• _Exercise_
Find every line in the records below that contains the word "Temps", and copy each such line.

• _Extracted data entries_
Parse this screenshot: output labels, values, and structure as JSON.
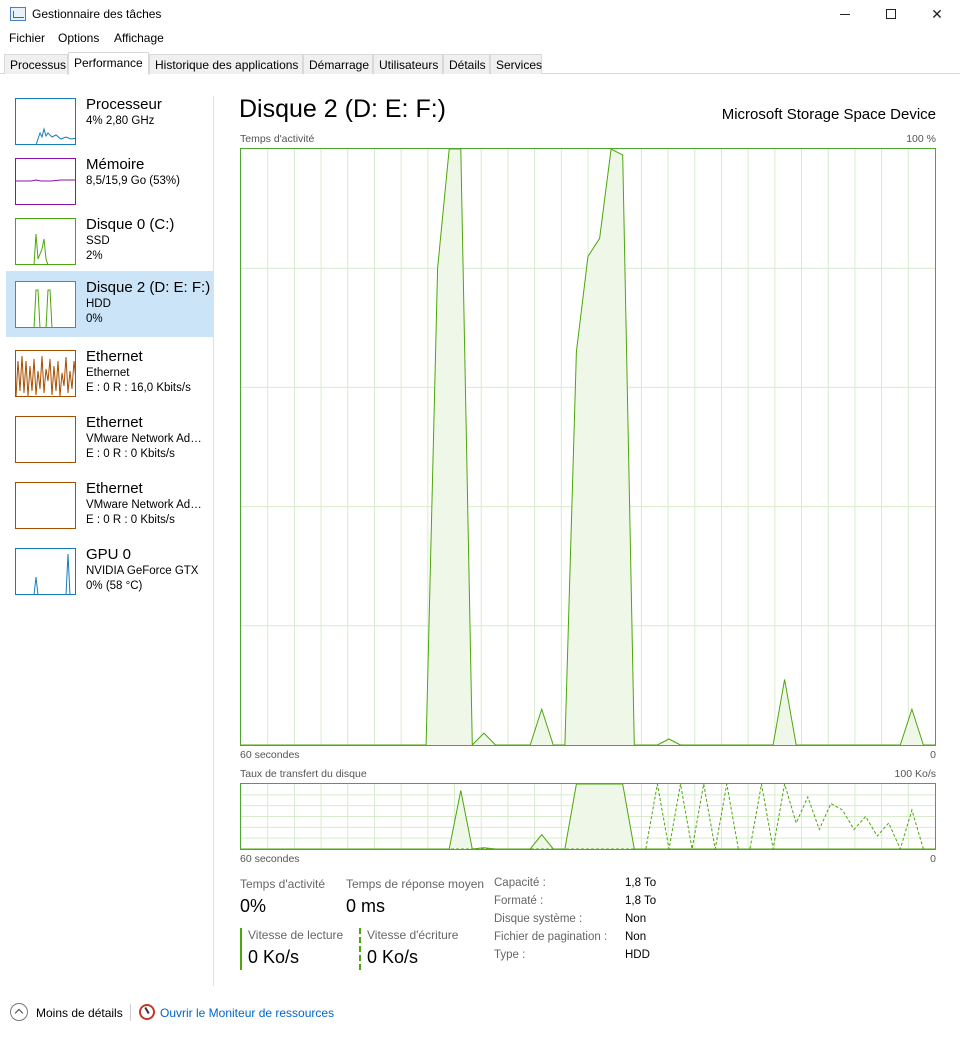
{
  "window": {
    "title": "Gestionnaire des tâches",
    "minimize_glyph": "",
    "close_glyph": "✕"
  },
  "menu": [
    "Fichier",
    "Options",
    "Affichage"
  ],
  "tabs": [
    "Processus",
    "Performance",
    "Historique des applications",
    "Démarrage",
    "Utilisateurs",
    "Détails",
    "Services"
  ],
  "active_tab": "Performance",
  "sidebar": {
    "items": [
      {
        "name": "Processeur",
        "line1": "4%  2,80 GHz",
        "line2": "",
        "color": "#117dbb",
        "selected": false
      },
      {
        "name": "Mémoire",
        "line1": "8,5/15,9 Go (53%)",
        "line2": "",
        "color": "#8b12ae",
        "selected": false
      },
      {
        "name": "Disque 0 (C:)",
        "line1": "SSD",
        "line2": "2%",
        "color": "#4da60c",
        "selected": false
      },
      {
        "name": "Disque 2 (D: E: F:)",
        "line1": "HDD",
        "line2": "0%",
        "color": "#4da60c",
        "selected": true
      },
      {
        "name": "Ethernet",
        "line1": "Ethernet",
        "line2": "E : 0  R : 16,0 Kbits/s",
        "color": "#a74f01",
        "selected": false
      },
      {
        "name": "Ethernet",
        "line1": "VMware Network Adapter VMnet1",
        "line2": "E : 0  R : 0 Kbits/s",
        "color": "#a74f01",
        "selected": false
      },
      {
        "name": "Ethernet",
        "line1": "VMware Network Adapter VMnet8",
        "line2": "E : 0  R : 0 Kbits/s",
        "color": "#a74f01",
        "selected": false
      },
      {
        "name": "GPU 0",
        "line1": "NVIDIA GeForce GTX",
        "line2": "0%  (58 °C)",
        "color": "#117dbb",
        "selected": false
      }
    ]
  },
  "main": {
    "title": "Disque 2 (D: E: F:)",
    "device": "Microsoft Storage Space Device",
    "activity_graph": {
      "label": "Temps d'activité",
      "max_label": "100 %",
      "time_label": "60 secondes",
      "min_label": "0",
      "values_percent": [
        0,
        0,
        0,
        0,
        0,
        0,
        0,
        0,
        0,
        0,
        0,
        0,
        0,
        0,
        0,
        0,
        0,
        80,
        100,
        100,
        0,
        2,
        0,
        0,
        0,
        0,
        6,
        0,
        0,
        66,
        82,
        85,
        100,
        99,
        0,
        0,
        0,
        1,
        0,
        0,
        0,
        0,
        0,
        0,
        0,
        0,
        0,
        11,
        0,
        0,
        0,
        0,
        0,
        0,
        0,
        0,
        0,
        0,
        6,
        0,
        0
      ]
    },
    "transfer_graph": {
      "label": "Taux de transfert du disque",
      "max_label": "100 Ko/s",
      "time_label": "60 secondes",
      "min_label": "0",
      "read_values_percent": [
        0,
        0,
        0,
        0,
        0,
        0,
        0,
        0,
        0,
        0,
        0,
        0,
        0,
        0,
        0,
        0,
        0,
        0,
        0,
        90,
        0,
        2,
        0,
        0,
        0,
        0,
        22,
        0,
        0,
        100,
        100,
        100,
        100,
        100,
        0,
        0,
        0,
        0,
        0,
        0,
        0,
        0,
        0,
        0,
        0,
        0,
        0,
        0,
        0,
        0,
        0,
        0,
        0,
        0,
        0,
        0,
        0,
        0,
        0,
        0,
        0
      ],
      "write_values_percent": [
        0,
        0,
        0,
        0,
        0,
        0,
        0,
        0,
        0,
        0,
        0,
        0,
        0,
        0,
        0,
        0,
        0,
        0,
        0,
        0,
        0,
        0,
        0,
        0,
        0,
        0,
        0,
        0,
        0,
        0,
        0,
        0,
        0,
        0,
        0,
        0,
        100,
        0,
        100,
        0,
        100,
        0,
        100,
        0,
        0,
        100,
        0,
        100,
        40,
        80,
        30,
        70,
        60,
        30,
        50,
        20,
        40,
        0,
        60,
        0,
        0
      ]
    },
    "stats": {
      "activity_label": "Temps d'activité",
      "activity_value": "0%",
      "response_label": "Temps de réponse moyen",
      "response_value": "0 ms",
      "read_label": "Vitesse de lecture",
      "read_value": "0 Ko/s",
      "write_label": "Vitesse d'écriture",
      "write_value": "0 Ko/s"
    },
    "properties": [
      {
        "key": "Capacité :",
        "value": "1,8 To"
      },
      {
        "key": "Formaté :",
        "value": "1,8 To"
      },
      {
        "key": "Disque système :",
        "value": "Non"
      },
      {
        "key": "Fichier de pagination :",
        "value": "Non"
      },
      {
        "key": "Type :",
        "value": "HDD"
      }
    ]
  },
  "footer": {
    "less_details": "Moins de détails",
    "resource_monitor": "Ouvrir le Moniteur de ressources"
  },
  "colors": {
    "disk_green": "#4da60c",
    "disk_fill": "#eff8e8",
    "grid": "#d8eccd",
    "selected_bg": "#cce4f7",
    "link": "#0066cc"
  }
}
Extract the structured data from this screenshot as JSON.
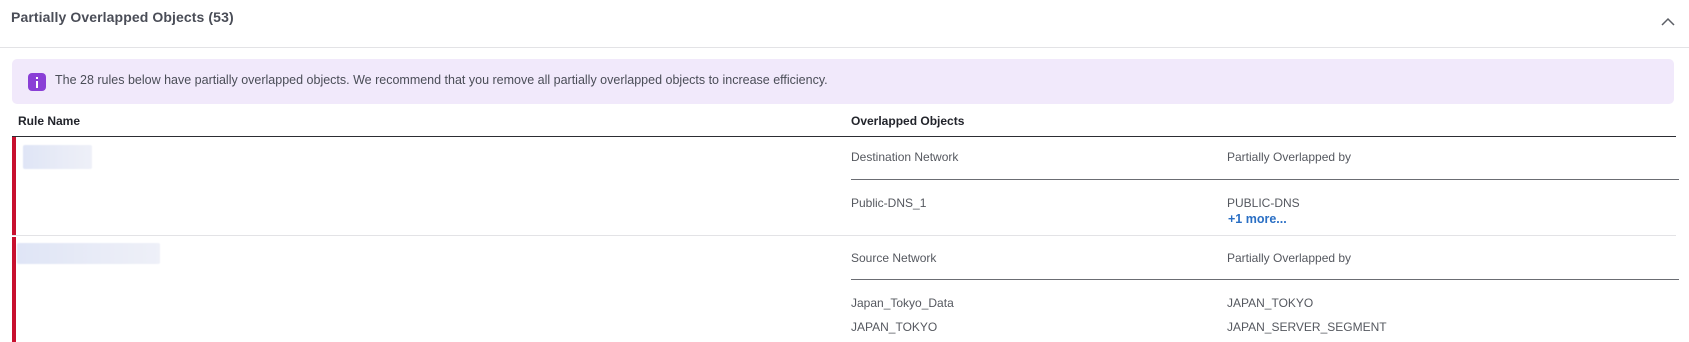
{
  "section": {
    "title": "Partially Overlapped Objects (53)",
    "collapse_icon": "chevron-up-icon"
  },
  "banner": {
    "icon": "info-icon",
    "text": "The 28 rules below have partially overlapped objects. We recommend that you remove all partially overlapped objects to increase efficiency."
  },
  "table": {
    "columns": [
      "Rule Name",
      "Overlapped Objects"
    ],
    "rows": [
      {
        "object_type": "Destination Network",
        "overlap_header": "Partially Overlapped by",
        "objects": [
          {
            "name": "Public-DNS_1",
            "overlapped_by": "PUBLIC-DNS",
            "more": "+1 more..."
          }
        ]
      },
      {
        "object_type": "Source Network",
        "overlap_header": "Partially Overlapped by",
        "objects": [
          {
            "name": "Japan_Tokyo_Data",
            "overlapped_by": "JAPAN_TOKYO"
          },
          {
            "name": "JAPAN_TOKYO",
            "overlapped_by": "JAPAN_SERVER_SEGMENT"
          }
        ]
      }
    ]
  },
  "colors": {
    "accent_bar": "#c8102e",
    "banner_bg": "#f1e9fb",
    "info_icon": "#8a3fd6",
    "link": "#2a6fc4"
  }
}
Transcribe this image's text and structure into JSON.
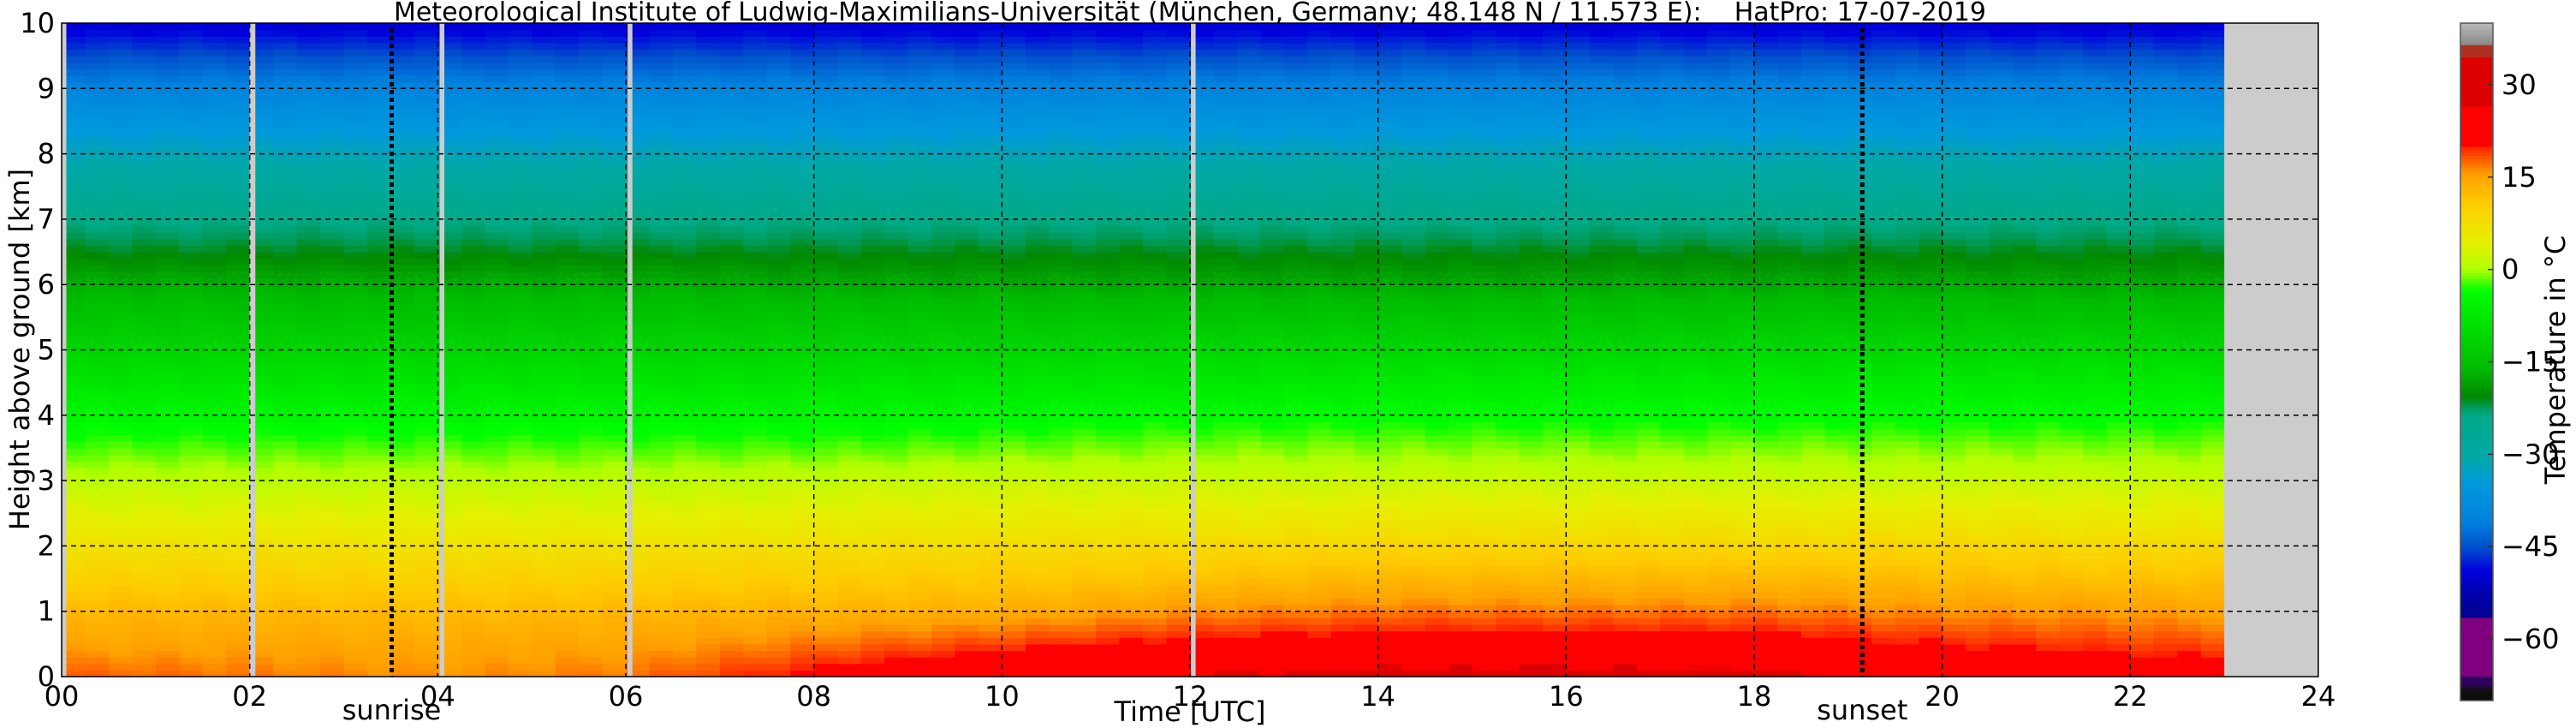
{
  "chart_data": {
    "type": "heatmap",
    "title": "Meteorological Institute of Ludwig-Maximilians-Universität (München, Germany; 48.148 N / 11.573 E):    HatPro: 17-07-2019",
    "xlabel": "Time [UTC]",
    "ylabel": "Height above ground [km]",
    "colorbar_label": "Temperature in °C",
    "xlim": [
      0,
      24
    ],
    "ylim": [
      0,
      10
    ],
    "clim": [
      -70,
      40
    ],
    "grid": true,
    "xticks": [
      "00",
      "02",
      "04",
      "06",
      "08",
      "10",
      "12",
      "14",
      "16",
      "18",
      "20",
      "22",
      "24"
    ],
    "yticks": [
      "0",
      "1",
      "2",
      "3",
      "4",
      "5",
      "6",
      "7",
      "8",
      "9",
      "10"
    ],
    "colorbar_ticks": [
      "30",
      "15",
      "0",
      "−15",
      "−30",
      "−45",
      "−60"
    ],
    "colorbar_tick_values": [
      30,
      15,
      0,
      -15,
      -30,
      -45,
      -60
    ],
    "events": [
      {
        "label": "sunrise",
        "time": 3.51
      },
      {
        "label": "sunset",
        "time": 19.15
      }
    ],
    "missing_intervals": [
      [
        0,
        0.05
      ],
      [
        2.0,
        2.06
      ],
      [
        4.02,
        4.07
      ],
      [
        6.02,
        6.07
      ],
      [
        12.01,
        12.06
      ],
      [
        23.0,
        24.0
      ]
    ],
    "missing_color": "#cccccc",
    "times": [
      0,
      2,
      4,
      6,
      8,
      10,
      12,
      14,
      16,
      18,
      20,
      22,
      23
    ],
    "heights": [
      0,
      0.5,
      1,
      1.5,
      2,
      2.5,
      3,
      3.5,
      4,
      4.5,
      5,
      5.5,
      6,
      6.5,
      7,
      7.5,
      8,
      8.5,
      9,
      9.5,
      10
    ],
    "temperature": [
      [
        18,
        17,
        16,
        17,
        21,
        25,
        27,
        28,
        28.5,
        28,
        25,
        23,
        22
      ],
      [
        15,
        15,
        14.5,
        15,
        17,
        19,
        21,
        22,
        22,
        22,
        20,
        19,
        18.5
      ],
      [
        13,
        13,
        12.5,
        13,
        13.5,
        14,
        16,
        17,
        17,
        17,
        16,
        15.5,
        15
      ],
      [
        10,
        10,
        10,
        10,
        10.5,
        11,
        12,
        13,
        13,
        13,
        12.5,
        12,
        12
      ],
      [
        7,
        7,
        7,
        7,
        7.5,
        8,
        8.5,
        9,
        9,
        9,
        9,
        8.5,
        8.5
      ],
      [
        4,
        4,
        4,
        4,
        4.5,
        5,
        5,
        5.5,
        5.5,
        5.5,
        5.5,
        5,
        5
      ],
      [
        1,
        1,
        1,
        1,
        1.5,
        2,
        2,
        2,
        2,
        2,
        2,
        2,
        2
      ],
      [
        -2,
        -2,
        -2,
        -2,
        -2,
        -1.5,
        -1,
        -1,
        -1,
        -1,
        -1,
        -1,
        -1
      ],
      [
        -5,
        -5,
        -5,
        -5,
        -5,
        -4.5,
        -4,
        -4,
        -4,
        -4,
        -4,
        -4,
        -4
      ],
      [
        -8,
        -8,
        -8,
        -8,
        -8,
        -7.5,
        -7.5,
        -7,
        -7,
        -7,
        -7,
        -7,
        -7
      ],
      [
        -11,
        -11,
        -11,
        -11,
        -11,
        -11,
        -10.5,
        -10.5,
        -10.5,
        -10.5,
        -10.5,
        -10.5,
        -10.5
      ],
      [
        -14,
        -14,
        -14,
        -14,
        -14,
        -14,
        -14,
        -14,
        -14,
        -14,
        -14,
        -14,
        -14
      ],
      [
        -17,
        -17,
        -17,
        -17,
        -17.5,
        -17.5,
        -17.5,
        -17.5,
        -17.5,
        -17.5,
        -17.5,
        -17.5,
        -17.5
      ],
      [
        -21,
        -21,
        -21,
        -21,
        -21,
        -21,
        -21,
        -21,
        -21,
        -21,
        -21,
        -21,
        -21
      ],
      [
        -24,
        -24,
        -24,
        -24,
        -24,
        -24,
        -24,
        -24,
        -24,
        -24,
        -24,
        -24,
        -24
      ],
      [
        -28,
        -28,
        -28,
        -28,
        -28,
        -28,
        -28,
        -28,
        -28,
        -28,
        -28,
        -28,
        -28
      ],
      [
        -32,
        -32,
        -32,
        -32,
        -32,
        -32,
        -32,
        -32,
        -32,
        -32,
        -32,
        -32,
        -32
      ],
      [
        -36,
        -36,
        -36,
        -36,
        -36,
        -36,
        -36,
        -36,
        -36,
        -36,
        -36,
        -36,
        -36
      ],
      [
        -40,
        -40,
        -40,
        -40,
        -40,
        -40,
        -40,
        -40,
        -40,
        -40,
        -40,
        -40,
        -40
      ],
      [
        -45,
        -45,
        -45,
        -45,
        -45,
        -45,
        -45,
        -45,
        -45,
        -45,
        -45,
        -45,
        -45
      ],
      [
        -50,
        -50,
        -50,
        -50,
        -50,
        -50,
        -50,
        -50,
        -50,
        -50,
        -50,
        -50,
        -50
      ]
    ],
    "colormap": [
      [
        -70,
        "#0a0a0a"
      ],
      [
        -67.8,
        "#111111"
      ],
      [
        -67.7,
        "#300060"
      ],
      [
        -65.9,
        "#300060"
      ],
      [
        -65.8,
        "#800080"
      ],
      [
        -56.5,
        "#800080"
      ],
      [
        -56.4,
        "#000090"
      ],
      [
        -52.8,
        "#0000aa"
      ],
      [
        -48.9,
        "#0000dd"
      ],
      [
        -45,
        "#0050cc"
      ],
      [
        -41,
        "#0080dd"
      ],
      [
        -34.8,
        "#0099dd"
      ],
      [
        -30.8,
        "#00a8a8"
      ],
      [
        -23.8,
        "#00aa88"
      ],
      [
        -22.2,
        "#009955"
      ],
      [
        -20.6,
        "#008800"
      ],
      [
        -16,
        "#00bb00"
      ],
      [
        -9.6,
        "#00dd00"
      ],
      [
        -3.4,
        "#00ff00"
      ],
      [
        0,
        "#b0ff00"
      ],
      [
        4.5,
        "#e6f000"
      ],
      [
        10.8,
        "#ffcc00"
      ],
      [
        15.5,
        "#ffa000"
      ],
      [
        20,
        "#ff2000"
      ],
      [
        20.1,
        "#ff0000"
      ],
      [
        26.5,
        "#ff0000"
      ],
      [
        26.6,
        "#dd0000"
      ],
      [
        34.5,
        "#dd0000"
      ],
      [
        34.6,
        "#b03020"
      ],
      [
        36.3,
        "#b03020"
      ],
      [
        36.4,
        "#888888"
      ],
      [
        40,
        "#b8b8b8"
      ]
    ]
  }
}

• _Response to the task_
      "label": "Temps d'activité",
      "activity_label": "Temps d'activité",
      "response_label": "Temps de réponse moyen",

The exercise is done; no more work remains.